* YOUR INSTRUCTIONS *
Report only the number of lines that hold the word "Output".
☆ ☆ ☆ ☆
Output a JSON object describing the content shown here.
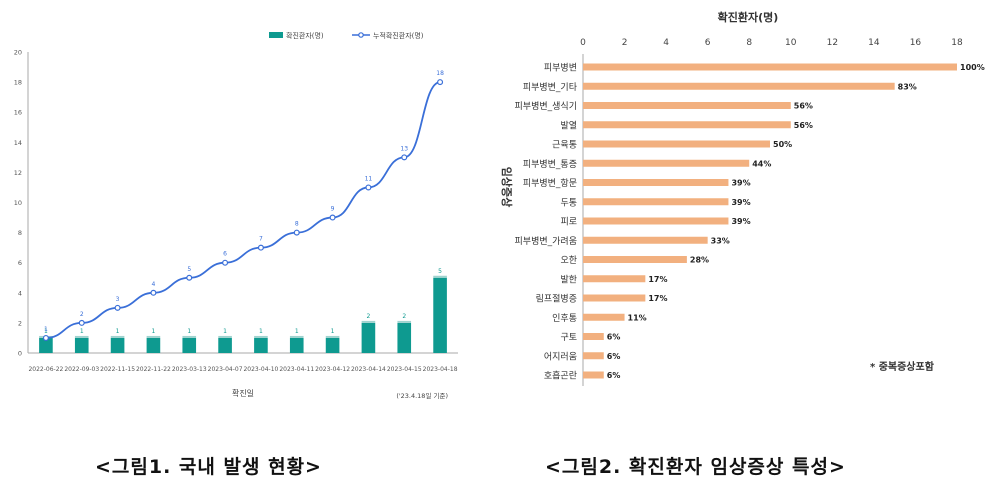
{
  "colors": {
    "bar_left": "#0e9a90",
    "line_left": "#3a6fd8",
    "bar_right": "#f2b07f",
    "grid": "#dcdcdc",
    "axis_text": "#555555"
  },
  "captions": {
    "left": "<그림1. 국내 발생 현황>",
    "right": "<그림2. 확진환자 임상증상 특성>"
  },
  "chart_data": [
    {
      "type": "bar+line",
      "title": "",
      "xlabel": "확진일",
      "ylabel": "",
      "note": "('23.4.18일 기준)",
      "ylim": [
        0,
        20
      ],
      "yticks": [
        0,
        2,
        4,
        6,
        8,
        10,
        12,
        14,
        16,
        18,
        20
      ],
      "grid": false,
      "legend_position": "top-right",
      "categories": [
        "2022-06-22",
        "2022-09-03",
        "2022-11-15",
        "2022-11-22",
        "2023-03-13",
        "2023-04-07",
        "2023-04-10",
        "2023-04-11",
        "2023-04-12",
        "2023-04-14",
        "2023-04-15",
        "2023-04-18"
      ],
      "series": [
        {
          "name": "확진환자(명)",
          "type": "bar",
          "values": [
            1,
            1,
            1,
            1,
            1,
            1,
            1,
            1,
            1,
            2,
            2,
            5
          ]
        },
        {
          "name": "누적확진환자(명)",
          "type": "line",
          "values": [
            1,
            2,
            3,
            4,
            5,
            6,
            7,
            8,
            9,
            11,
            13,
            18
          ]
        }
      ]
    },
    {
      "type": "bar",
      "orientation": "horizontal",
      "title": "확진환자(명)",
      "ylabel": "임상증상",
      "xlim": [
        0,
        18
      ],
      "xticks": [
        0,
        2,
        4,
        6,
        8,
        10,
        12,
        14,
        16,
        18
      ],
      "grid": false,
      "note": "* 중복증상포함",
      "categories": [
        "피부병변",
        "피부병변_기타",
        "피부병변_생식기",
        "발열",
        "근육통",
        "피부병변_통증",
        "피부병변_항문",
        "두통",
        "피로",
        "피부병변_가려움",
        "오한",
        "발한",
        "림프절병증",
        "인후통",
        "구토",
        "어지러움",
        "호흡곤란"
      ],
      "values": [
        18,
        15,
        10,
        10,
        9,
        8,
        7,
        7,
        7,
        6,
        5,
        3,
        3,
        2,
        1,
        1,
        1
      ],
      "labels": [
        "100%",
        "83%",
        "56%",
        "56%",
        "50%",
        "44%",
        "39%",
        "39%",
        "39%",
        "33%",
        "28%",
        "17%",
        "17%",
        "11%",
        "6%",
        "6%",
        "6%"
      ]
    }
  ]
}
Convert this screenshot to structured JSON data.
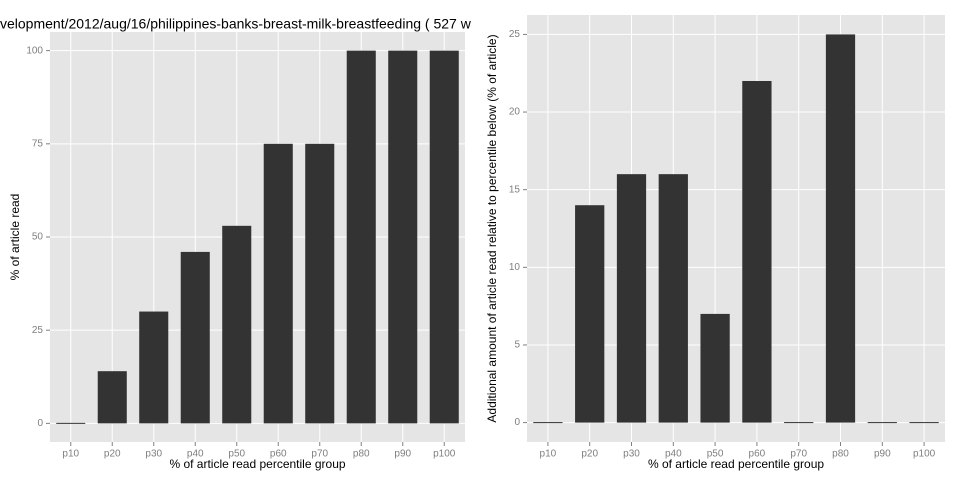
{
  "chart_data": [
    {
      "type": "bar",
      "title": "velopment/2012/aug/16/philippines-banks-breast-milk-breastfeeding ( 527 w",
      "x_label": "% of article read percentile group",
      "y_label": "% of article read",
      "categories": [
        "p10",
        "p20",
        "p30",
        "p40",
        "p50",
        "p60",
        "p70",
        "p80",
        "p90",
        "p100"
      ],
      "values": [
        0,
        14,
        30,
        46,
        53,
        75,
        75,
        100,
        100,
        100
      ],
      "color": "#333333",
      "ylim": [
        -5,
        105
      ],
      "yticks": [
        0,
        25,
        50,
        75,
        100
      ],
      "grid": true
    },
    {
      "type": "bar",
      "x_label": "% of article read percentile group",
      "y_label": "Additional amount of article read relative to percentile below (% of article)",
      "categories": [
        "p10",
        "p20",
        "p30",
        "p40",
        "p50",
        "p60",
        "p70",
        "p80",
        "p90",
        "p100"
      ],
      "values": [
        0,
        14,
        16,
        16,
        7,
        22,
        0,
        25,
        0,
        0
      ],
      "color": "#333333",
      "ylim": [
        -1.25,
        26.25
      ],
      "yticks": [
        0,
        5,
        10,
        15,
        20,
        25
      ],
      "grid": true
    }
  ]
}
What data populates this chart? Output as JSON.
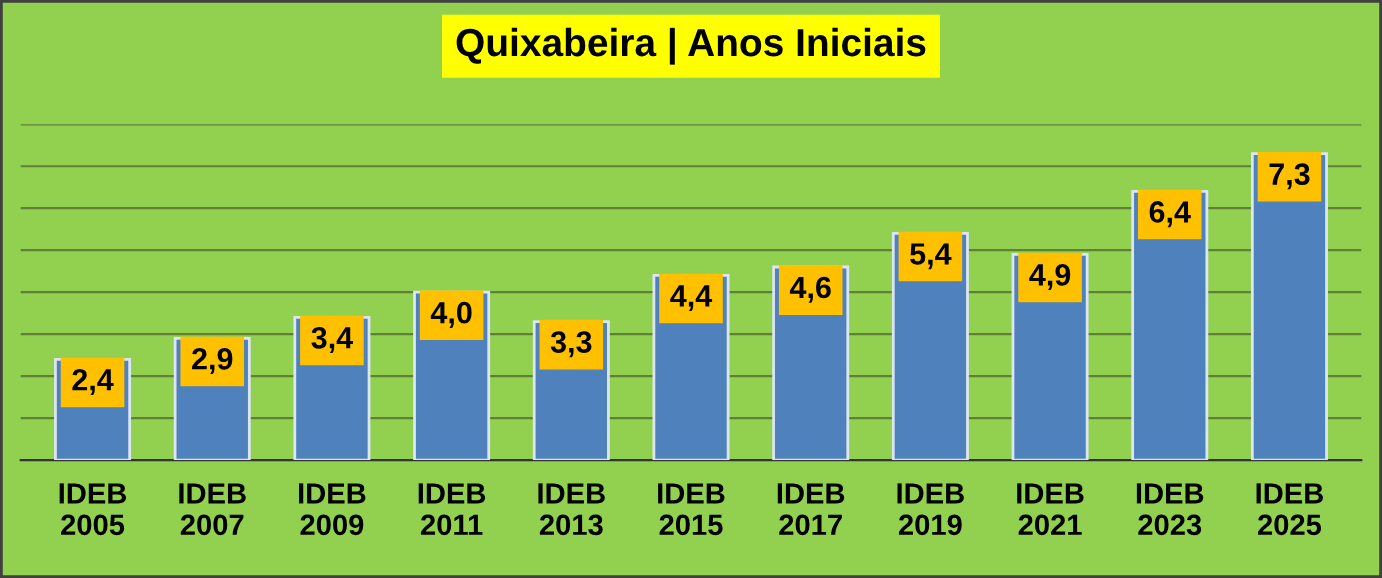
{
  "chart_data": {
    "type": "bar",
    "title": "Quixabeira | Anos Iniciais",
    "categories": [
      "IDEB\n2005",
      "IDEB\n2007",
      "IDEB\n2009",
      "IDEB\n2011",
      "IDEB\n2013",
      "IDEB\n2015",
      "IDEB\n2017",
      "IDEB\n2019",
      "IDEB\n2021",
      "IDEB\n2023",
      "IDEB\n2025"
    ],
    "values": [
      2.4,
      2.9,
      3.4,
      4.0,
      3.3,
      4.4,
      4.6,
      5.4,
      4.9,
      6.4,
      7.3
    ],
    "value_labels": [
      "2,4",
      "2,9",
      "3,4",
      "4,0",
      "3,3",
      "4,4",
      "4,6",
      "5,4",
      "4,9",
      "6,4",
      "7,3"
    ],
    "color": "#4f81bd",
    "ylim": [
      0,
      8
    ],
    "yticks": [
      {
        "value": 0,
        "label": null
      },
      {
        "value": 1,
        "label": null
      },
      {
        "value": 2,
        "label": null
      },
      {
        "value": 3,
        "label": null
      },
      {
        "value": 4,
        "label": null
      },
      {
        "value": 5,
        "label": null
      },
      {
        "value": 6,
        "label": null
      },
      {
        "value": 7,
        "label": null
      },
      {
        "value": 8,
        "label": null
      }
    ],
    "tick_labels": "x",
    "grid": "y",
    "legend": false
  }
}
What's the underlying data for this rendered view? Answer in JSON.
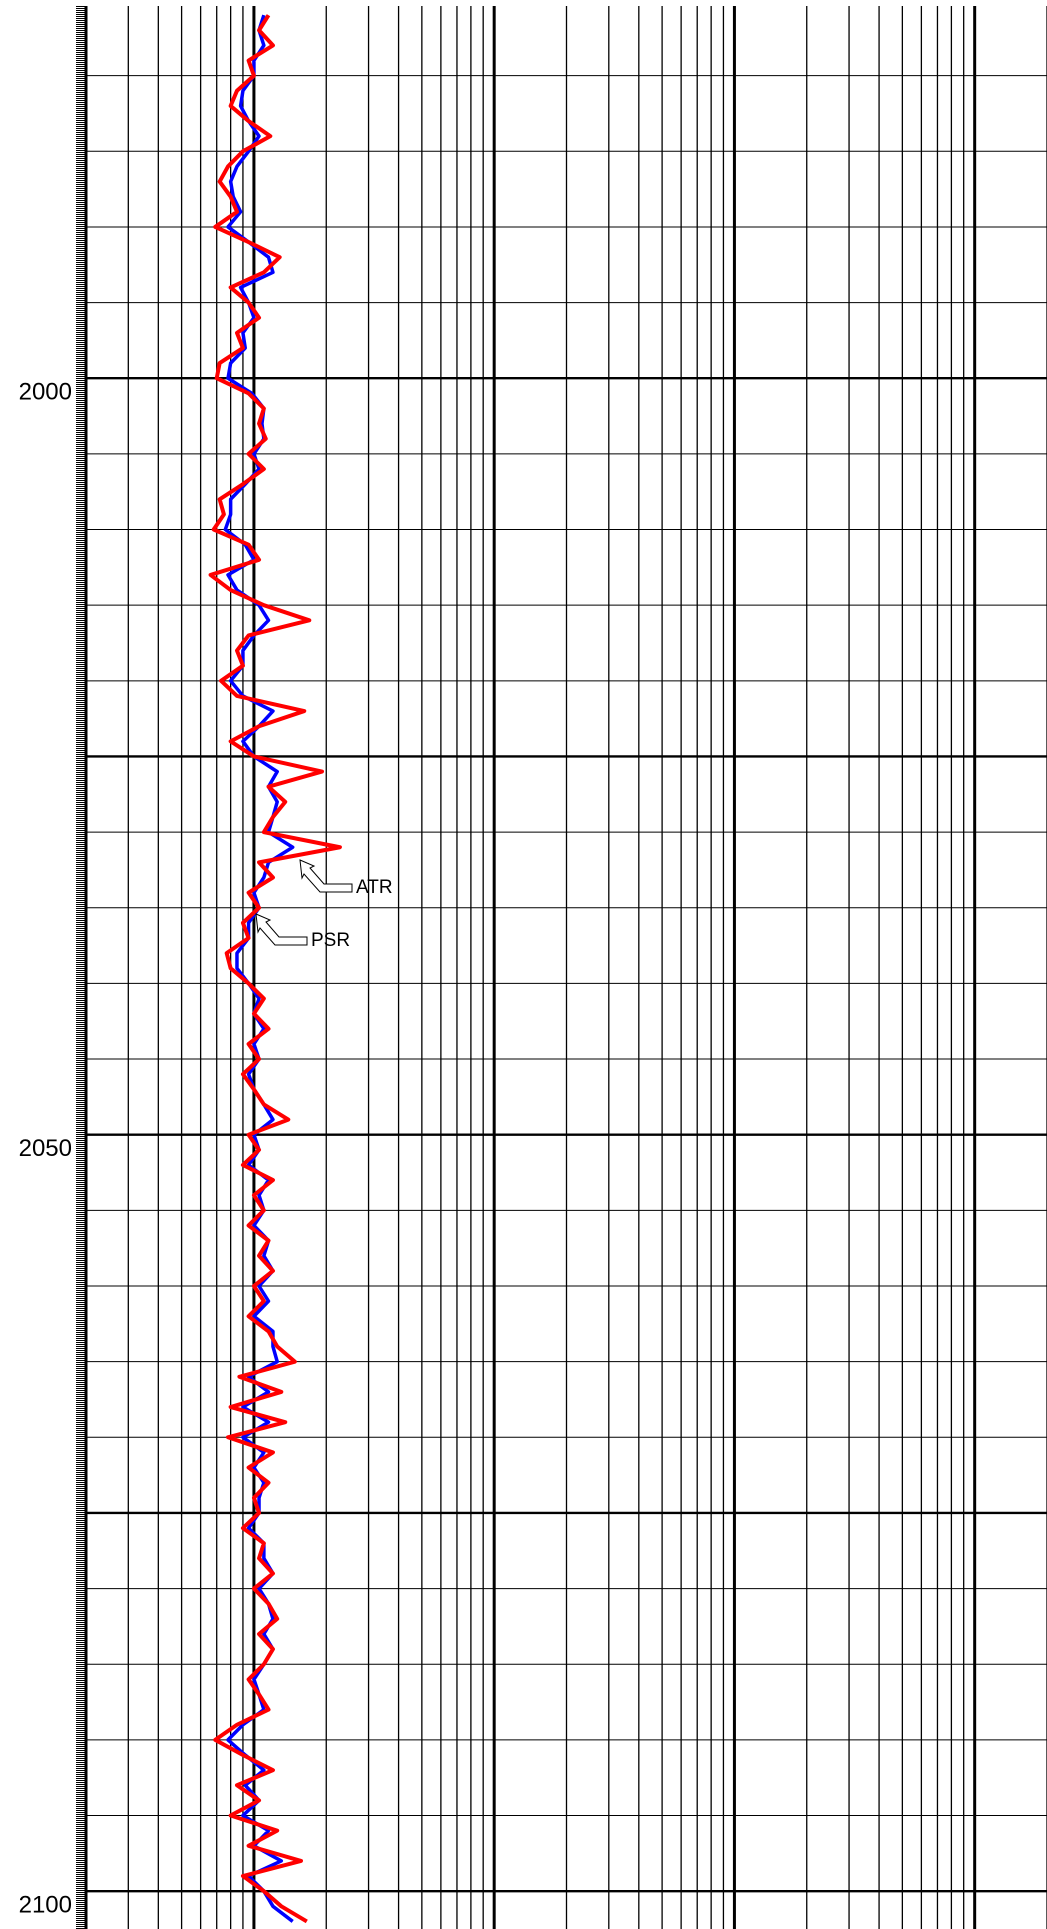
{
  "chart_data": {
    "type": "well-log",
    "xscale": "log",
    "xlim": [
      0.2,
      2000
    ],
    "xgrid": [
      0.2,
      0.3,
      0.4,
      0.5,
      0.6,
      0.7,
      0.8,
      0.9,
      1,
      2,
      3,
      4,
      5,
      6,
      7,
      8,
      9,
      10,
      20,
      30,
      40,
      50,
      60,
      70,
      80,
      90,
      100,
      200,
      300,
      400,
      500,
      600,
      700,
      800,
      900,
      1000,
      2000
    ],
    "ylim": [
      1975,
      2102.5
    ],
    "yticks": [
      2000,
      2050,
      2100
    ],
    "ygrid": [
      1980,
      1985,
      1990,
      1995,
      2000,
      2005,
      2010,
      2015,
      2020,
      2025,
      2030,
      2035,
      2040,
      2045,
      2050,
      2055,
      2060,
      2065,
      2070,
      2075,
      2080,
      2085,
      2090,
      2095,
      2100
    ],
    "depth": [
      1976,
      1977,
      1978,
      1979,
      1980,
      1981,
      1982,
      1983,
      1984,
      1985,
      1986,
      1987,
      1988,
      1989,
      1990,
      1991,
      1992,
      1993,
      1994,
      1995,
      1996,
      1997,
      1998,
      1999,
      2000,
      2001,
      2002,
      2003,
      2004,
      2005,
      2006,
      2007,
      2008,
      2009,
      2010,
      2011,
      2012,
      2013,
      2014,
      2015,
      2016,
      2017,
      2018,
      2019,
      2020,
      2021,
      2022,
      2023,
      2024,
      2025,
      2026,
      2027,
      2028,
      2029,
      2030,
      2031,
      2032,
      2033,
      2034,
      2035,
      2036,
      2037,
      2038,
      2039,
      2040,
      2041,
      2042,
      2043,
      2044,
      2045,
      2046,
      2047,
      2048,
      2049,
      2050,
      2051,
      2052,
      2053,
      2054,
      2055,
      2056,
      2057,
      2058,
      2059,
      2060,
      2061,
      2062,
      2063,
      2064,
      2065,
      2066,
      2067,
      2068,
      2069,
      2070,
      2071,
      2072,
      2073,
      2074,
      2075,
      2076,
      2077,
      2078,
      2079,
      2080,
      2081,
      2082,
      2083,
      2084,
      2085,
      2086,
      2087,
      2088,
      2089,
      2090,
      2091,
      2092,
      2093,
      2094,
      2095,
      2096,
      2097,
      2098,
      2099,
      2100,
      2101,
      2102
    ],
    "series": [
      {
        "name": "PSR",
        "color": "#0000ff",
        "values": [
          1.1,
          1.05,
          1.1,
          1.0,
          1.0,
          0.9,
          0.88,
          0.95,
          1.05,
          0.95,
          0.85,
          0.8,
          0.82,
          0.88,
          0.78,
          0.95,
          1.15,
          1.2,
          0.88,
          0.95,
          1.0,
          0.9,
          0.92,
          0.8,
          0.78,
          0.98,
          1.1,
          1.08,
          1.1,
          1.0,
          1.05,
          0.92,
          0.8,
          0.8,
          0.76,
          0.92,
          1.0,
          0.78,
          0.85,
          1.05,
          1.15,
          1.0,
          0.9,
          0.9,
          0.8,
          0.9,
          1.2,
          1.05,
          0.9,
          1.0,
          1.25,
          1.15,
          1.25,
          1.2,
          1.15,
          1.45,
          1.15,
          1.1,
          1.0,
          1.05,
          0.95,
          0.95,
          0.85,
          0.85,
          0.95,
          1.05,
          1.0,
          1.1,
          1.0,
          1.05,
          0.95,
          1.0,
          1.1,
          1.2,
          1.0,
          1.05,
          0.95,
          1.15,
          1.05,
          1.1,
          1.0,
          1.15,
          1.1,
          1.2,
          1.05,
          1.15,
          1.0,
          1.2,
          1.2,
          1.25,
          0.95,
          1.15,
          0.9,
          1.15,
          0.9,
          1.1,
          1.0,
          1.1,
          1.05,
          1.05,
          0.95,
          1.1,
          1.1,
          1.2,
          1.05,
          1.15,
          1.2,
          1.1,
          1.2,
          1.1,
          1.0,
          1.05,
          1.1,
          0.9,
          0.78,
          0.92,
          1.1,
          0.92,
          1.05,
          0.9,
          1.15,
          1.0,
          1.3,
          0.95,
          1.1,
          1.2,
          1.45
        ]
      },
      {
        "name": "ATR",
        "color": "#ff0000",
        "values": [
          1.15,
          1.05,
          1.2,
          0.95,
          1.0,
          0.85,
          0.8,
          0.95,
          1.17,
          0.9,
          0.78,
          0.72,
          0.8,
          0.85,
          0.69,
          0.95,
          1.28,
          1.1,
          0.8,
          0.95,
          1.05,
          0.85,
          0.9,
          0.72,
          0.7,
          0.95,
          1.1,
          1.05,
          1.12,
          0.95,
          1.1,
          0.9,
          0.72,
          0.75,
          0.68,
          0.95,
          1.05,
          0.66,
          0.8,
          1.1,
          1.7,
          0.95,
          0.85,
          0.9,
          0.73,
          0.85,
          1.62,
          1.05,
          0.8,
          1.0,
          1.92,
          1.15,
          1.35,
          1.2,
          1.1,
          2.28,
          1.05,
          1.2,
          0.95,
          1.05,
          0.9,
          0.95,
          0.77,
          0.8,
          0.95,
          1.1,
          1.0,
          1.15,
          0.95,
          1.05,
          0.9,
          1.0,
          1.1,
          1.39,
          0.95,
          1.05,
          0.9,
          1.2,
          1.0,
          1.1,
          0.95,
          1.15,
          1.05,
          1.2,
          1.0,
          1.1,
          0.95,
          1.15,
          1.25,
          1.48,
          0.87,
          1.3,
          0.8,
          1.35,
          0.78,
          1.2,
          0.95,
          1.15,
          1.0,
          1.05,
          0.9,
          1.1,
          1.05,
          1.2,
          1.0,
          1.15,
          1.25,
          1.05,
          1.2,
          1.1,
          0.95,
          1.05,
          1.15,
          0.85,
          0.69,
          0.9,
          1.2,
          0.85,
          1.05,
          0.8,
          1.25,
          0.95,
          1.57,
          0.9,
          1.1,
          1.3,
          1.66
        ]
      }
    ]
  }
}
☆ ☆ ☆ ☆
* EXERCISE SOLUTION *
2